Entries provided:
◇ ◇ ◇ ◇ ◇ ◇ ◇

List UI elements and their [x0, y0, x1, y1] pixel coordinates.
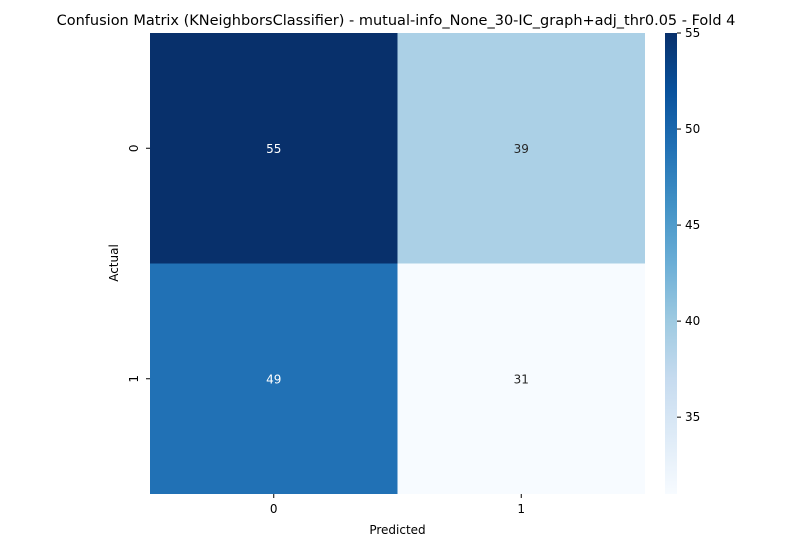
colorbar-ticks: 35 40 45 50 55 [677, 26, 700, 424]
x-tick-label-0: 0 [270, 502, 278, 516]
cell-annotation-0-1: 39 [514, 142, 529, 156]
cell-annotation-1-1: 31 [514, 372, 529, 386]
cell-annotation-1-0: 49 [266, 372, 281, 386]
x-tick-label-1: 1 [517, 502, 525, 516]
heatmap-cells [150, 33, 645, 494]
colorbar-tick-label-0: 35 [685, 410, 700, 424]
cell-annotation-0-0: 55 [266, 142, 281, 156]
heatmap-cell-1-0 [150, 263, 398, 494]
heatmap-cell-1-1 [397, 263, 645, 494]
x-axis-label: Predicted [369, 523, 425, 537]
colorbar-tick-label-1: 40 [685, 314, 700, 328]
colorbar-tick-label-4: 55 [685, 26, 700, 40]
colorbar-tick-label-2: 45 [685, 218, 700, 232]
colorbar [665, 33, 677, 494]
y-tick-label-0: 0 [127, 144, 141, 152]
heatmap-cell-0-1 [397, 33, 645, 264]
colorbar-tick-label-3: 50 [685, 122, 700, 136]
y-axis-label: Actual [107, 244, 121, 282]
chart-title: Confusion Matrix (KNeighborsClassifier) … [57, 13, 736, 29]
y-tick-label-1: 1 [127, 375, 141, 383]
y-axis-ticks: 01 [127, 144, 150, 383]
heatmap-cell-0-0 [150, 33, 398, 264]
cell-annotations: 55 39 49 31 [266, 142, 529, 387]
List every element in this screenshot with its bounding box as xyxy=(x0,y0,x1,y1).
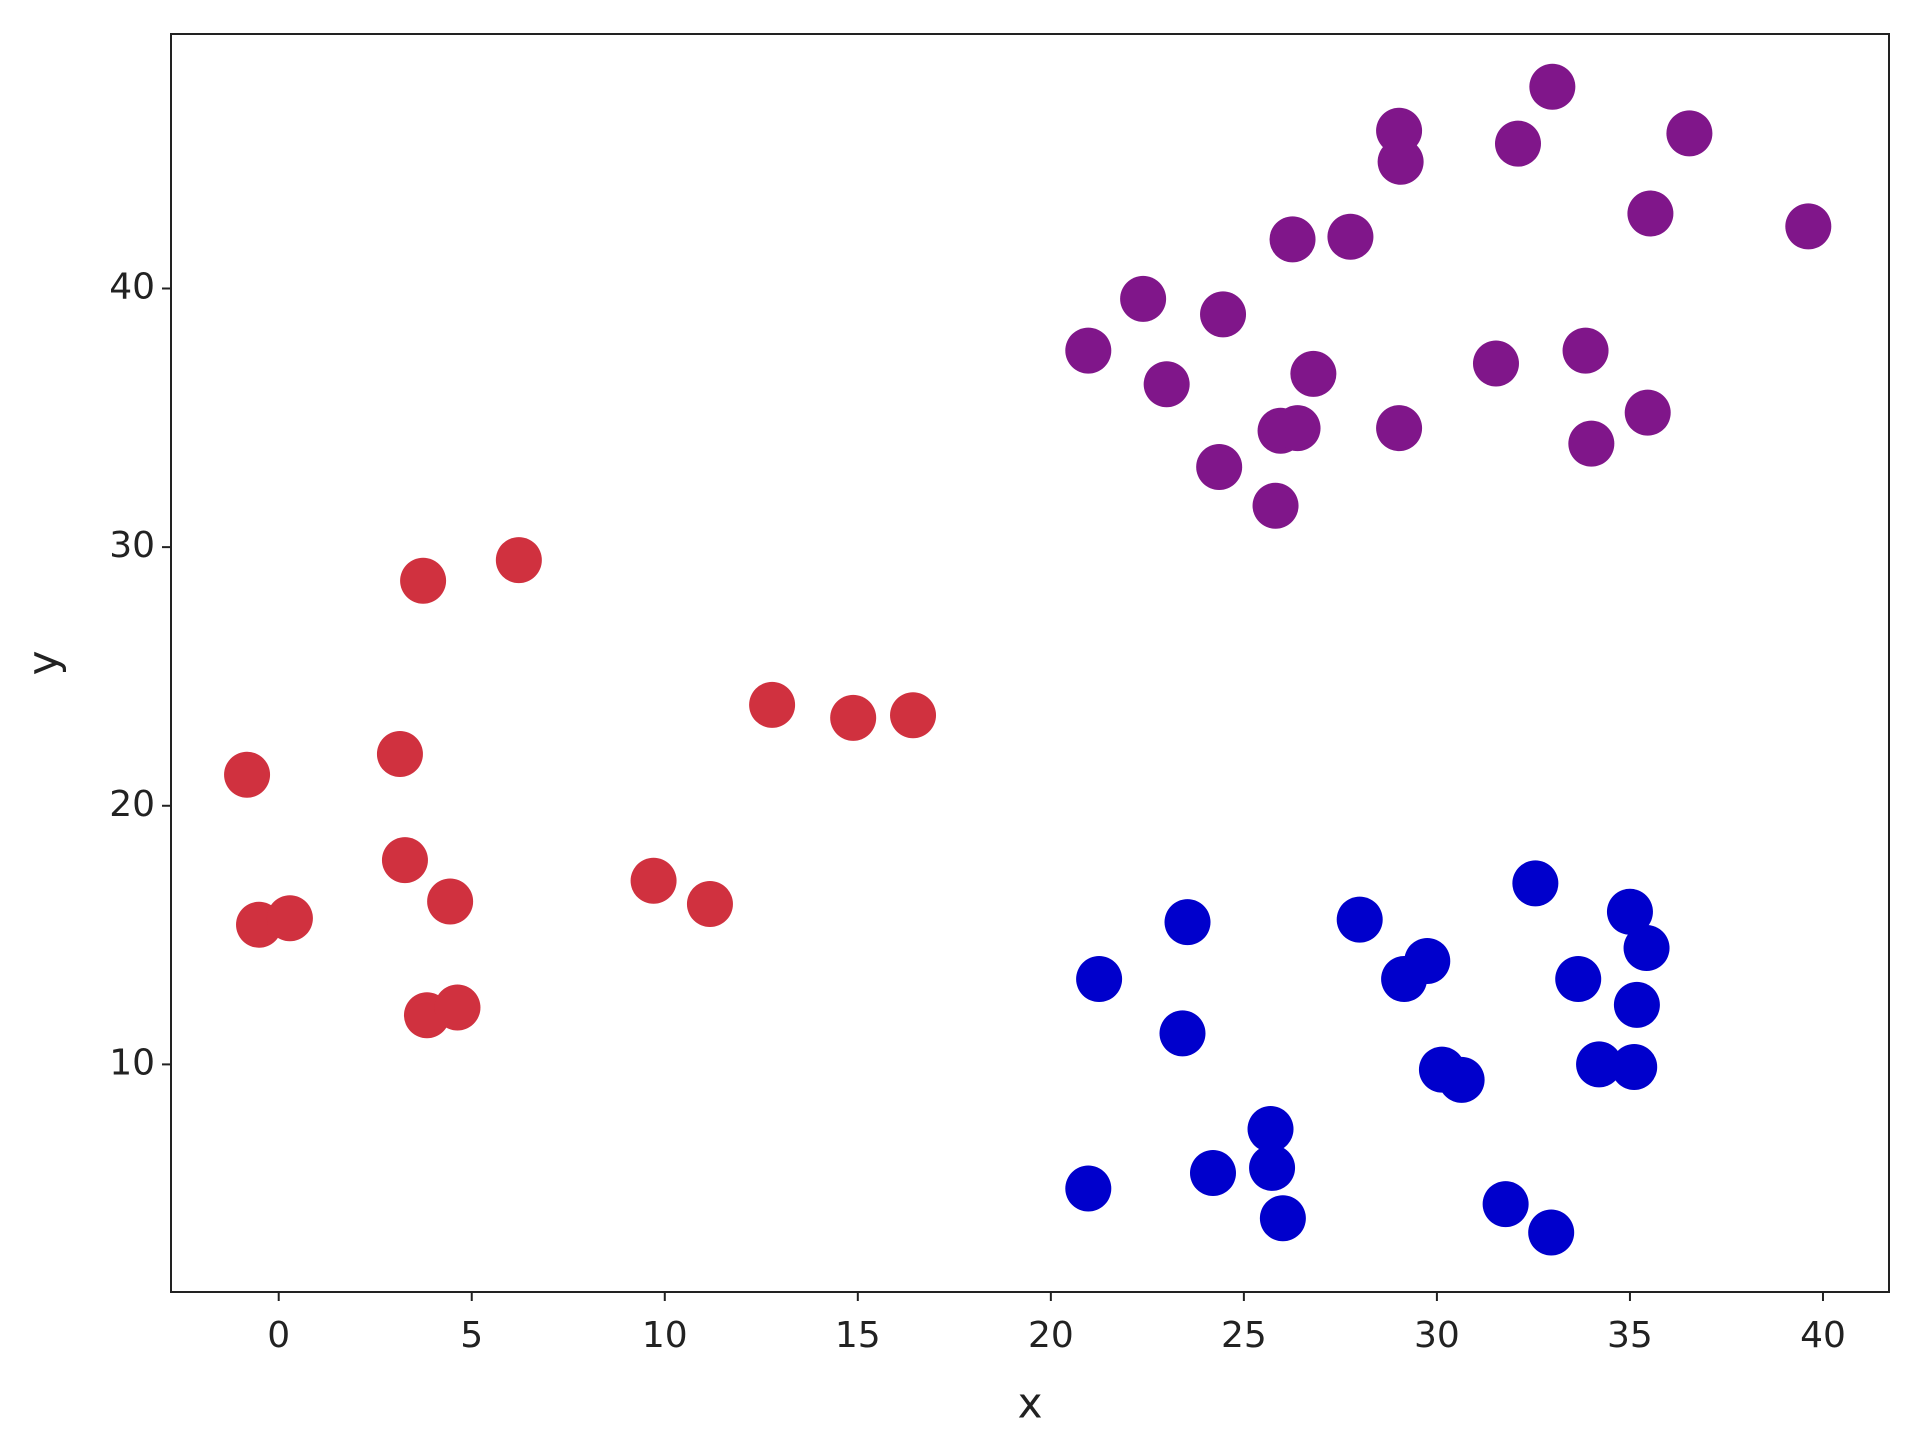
scatter-point xyxy=(434,984,481,1031)
scatter-point xyxy=(1269,216,1316,263)
scatter-point xyxy=(1252,482,1299,529)
scatter-point xyxy=(1472,340,1519,387)
scatter-point xyxy=(381,837,428,884)
scatter-point xyxy=(830,694,877,741)
x-tick-label: 40 xyxy=(1800,1315,1846,1356)
x-tick-label: 15 xyxy=(835,1315,881,1356)
x-tick-label: 5 xyxy=(460,1315,483,1356)
scatter-point xyxy=(1529,63,1576,110)
scatter-point xyxy=(1065,327,1112,374)
scatter-point xyxy=(1785,203,1832,250)
scatter-point xyxy=(890,692,937,739)
scatter-point xyxy=(1482,1181,1529,1228)
scatter-point xyxy=(1164,899,1211,946)
scatter-point xyxy=(495,537,542,584)
scatter-point xyxy=(749,681,796,728)
scatter-point xyxy=(427,878,474,925)
scatter-point xyxy=(1438,1056,1485,1103)
scatter-point xyxy=(1249,1144,1296,1191)
scatter-point xyxy=(1613,981,1660,1028)
scatter-point xyxy=(266,895,313,942)
scatter-point xyxy=(1376,405,1423,452)
x-tick-label: 20 xyxy=(1028,1315,1074,1356)
plot-frame xyxy=(170,33,1890,1293)
scatter-point xyxy=(1189,1150,1236,1197)
x-tick-label: 35 xyxy=(1607,1315,1653,1356)
scatter-point xyxy=(1606,888,1653,935)
x-axis-label: x xyxy=(1018,1379,1043,1428)
scatter-point xyxy=(1576,1041,1623,1088)
y-tick-label: 10 xyxy=(109,1042,155,1083)
scatter-point xyxy=(1196,443,1243,490)
x-tick-label: 0 xyxy=(267,1315,290,1356)
scatter-point xyxy=(1624,389,1671,436)
scatter-point xyxy=(1274,405,1321,452)
y-axis-label: y xyxy=(19,651,68,676)
y-tick-label: 40 xyxy=(109,266,155,307)
scatter-point xyxy=(1611,1043,1658,1090)
scatter-point xyxy=(1290,350,1337,397)
x-tick-label: 30 xyxy=(1414,1315,1460,1356)
scatter-point xyxy=(1568,420,1615,467)
scatter-point xyxy=(1327,213,1374,260)
scatter-point xyxy=(1666,110,1713,157)
scatter-point xyxy=(1120,275,1167,322)
scatter-point xyxy=(1627,190,1674,237)
scatter-point xyxy=(1494,120,1541,167)
scatter-point xyxy=(1259,1195,1306,1242)
scatter-point xyxy=(1562,327,1609,374)
scatter-point xyxy=(1159,1010,1206,1057)
y-tick-label: 20 xyxy=(109,784,155,825)
scatter-point xyxy=(1076,956,1123,1003)
scatter-point xyxy=(1404,937,1451,984)
scatter-point xyxy=(1377,138,1424,185)
scatter-point xyxy=(376,731,423,778)
scatter-point xyxy=(1336,896,1383,943)
scatter-point xyxy=(224,751,271,798)
scatter-point xyxy=(1555,956,1602,1003)
scatter-point xyxy=(1528,1209,1575,1256)
x-tick-label: 10 xyxy=(642,1315,688,1356)
x-tick-label: 25 xyxy=(1221,1315,1267,1356)
scatter-point xyxy=(1200,291,1247,338)
scatter-point xyxy=(1065,1165,1112,1212)
scatter-point xyxy=(1247,1106,1294,1153)
y-tick-label: 30 xyxy=(109,525,155,566)
scatter-point xyxy=(1623,925,1670,972)
scatter-point xyxy=(400,557,447,604)
scatter-point xyxy=(686,881,733,928)
scatter-point xyxy=(1512,860,1559,907)
scatter-point xyxy=(630,857,677,904)
scatter-point xyxy=(1143,361,1190,408)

◇ ◇ ◇ ◇ ◇ ◇ ◇

Aim: Rewrite the items above with every instance of "scatter-point" replaced by "marker", changing nothing else and omitting the pictures.

Finished task:
List UI elements and their [x0, y0, x1, y1] pixel coordinates.
colorbar-ticks: 35 40 45 50 55 [677, 26, 700, 424]
x-tick-label-0: 0 [270, 502, 278, 516]
cell-annotation-0-1: 39 [514, 142, 529, 156]
cell-annotation-1-1: 31 [514, 372, 529, 386]
cell-annotation-1-0: 49 [266, 372, 281, 386]
x-tick-label-1: 1 [517, 502, 525, 516]
heatmap-cells [150, 33, 645, 494]
colorbar-tick-label-0: 35 [685, 410, 700, 424]
cell-annotation-0-0: 55 [266, 142, 281, 156]
heatmap-cell-1-0 [150, 263, 398, 494]
heatmap-cell-1-1 [397, 263, 645, 494]
x-axis-label: Predicted [369, 523, 425, 537]
colorbar-tick-label-1: 40 [685, 314, 700, 328]
colorbar-tick-label-4: 55 [685, 26, 700, 40]
colorbar-tick-label-2: 45 [685, 218, 700, 232]
colorbar [665, 33, 677, 494]
y-tick-label-0: 0 [127, 144, 141, 152]
heatmap-cell-0-1 [397, 33, 645, 264]
colorbar-tick-label-3: 50 [685, 122, 700, 136]
y-axis-label: Actual [107, 244, 121, 282]
chart-title: Confusion Matrix (KNeighborsClassifier) … [57, 13, 736, 29]
y-tick-label-1: 1 [127, 375, 141, 383]
y-axis-ticks: 01 [127, 144, 150, 383]
heatmap-cell-0-0 [150, 33, 398, 264]
cell-annotations: 55 39 49 31 [266, 142, 529, 387]
List every element in this screenshot with its bounding box as xyxy=(x0,y0,x1,y1).
marker xyxy=(434,984,481,1031)
marker xyxy=(1269,216,1316,263)
marker xyxy=(1252,482,1299,529)
marker xyxy=(1472,340,1519,387)
marker xyxy=(381,837,428,884)
marker xyxy=(830,694,877,741)
x-tick-label: 40 xyxy=(1800,1315,1846,1356)
x-tick-label: 15 xyxy=(835,1315,881,1356)
x-tick-label: 5 xyxy=(460,1315,483,1356)
marker xyxy=(1529,63,1576,110)
marker xyxy=(1065,327,1112,374)
marker xyxy=(1785,203,1832,250)
marker xyxy=(890,692,937,739)
marker xyxy=(1482,1181,1529,1228)
marker xyxy=(1164,899,1211,946)
marker xyxy=(495,537,542,584)
marker xyxy=(749,681,796,728)
marker xyxy=(427,878,474,925)
marker xyxy=(1438,1056,1485,1103)
marker xyxy=(1249,1144,1296,1191)
marker xyxy=(1613,981,1660,1028)
marker xyxy=(266,895,313,942)
marker xyxy=(1376,405,1423,452)
x-tick-label: 20 xyxy=(1028,1315,1074,1356)
plot-frame xyxy=(170,33,1890,1293)
marker xyxy=(1189,1150,1236,1197)
x-tick-label: 35 xyxy=(1607,1315,1653,1356)
marker xyxy=(1606,888,1653,935)
x-axis-label: x xyxy=(1018,1379,1043,1428)
marker xyxy=(1576,1041,1623,1088)
y-tick-label: 10 xyxy=(109,1042,155,1083)
marker xyxy=(1196,443,1243,490)
x-tick-label: 0 xyxy=(267,1315,290,1356)
marker xyxy=(1624,389,1671,436)
marker xyxy=(1274,405,1321,452)
y-axis-label: y xyxy=(19,651,68,676)
y-tick-label: 40 xyxy=(109,266,155,307)
marker xyxy=(1611,1043,1658,1090)
marker xyxy=(1290,350,1337,397)
x-tick-label: 30 xyxy=(1414,1315,1460,1356)
marker xyxy=(1568,420,1615,467)
marker xyxy=(1327,213,1374,260)
marker xyxy=(1666,110,1713,157)
marker xyxy=(1120,275,1167,322)
marker xyxy=(1627,190,1674,237)
marker xyxy=(1494,120,1541,167)
marker xyxy=(1259,1195,1306,1242)
marker xyxy=(1562,327,1609,374)
marker xyxy=(1159,1010,1206,1057)
y-tick-label: 20 xyxy=(109,784,155,825)
marker xyxy=(1076,956,1123,1003)
marker xyxy=(1404,937,1451,984)
marker xyxy=(1377,138,1424,185)
marker xyxy=(376,731,423,778)
marker xyxy=(1336,896,1383,943)
marker xyxy=(224,751,271,798)
marker xyxy=(1555,956,1602,1003)
marker xyxy=(1528,1209,1575,1256)
x-tick-label: 10 xyxy=(642,1315,688,1356)
x-tick-label: 25 xyxy=(1221,1315,1267,1356)
marker xyxy=(1200,291,1247,338)
marker xyxy=(1065,1165,1112,1212)
marker xyxy=(1247,1106,1294,1153)
y-tick-label: 30 xyxy=(109,525,155,566)
marker xyxy=(1623,925,1670,972)
marker xyxy=(400,557,447,604)
marker xyxy=(686,881,733,928)
marker xyxy=(1512,860,1559,907)
marker xyxy=(630,857,677,904)
marker xyxy=(1143,361,1190,408)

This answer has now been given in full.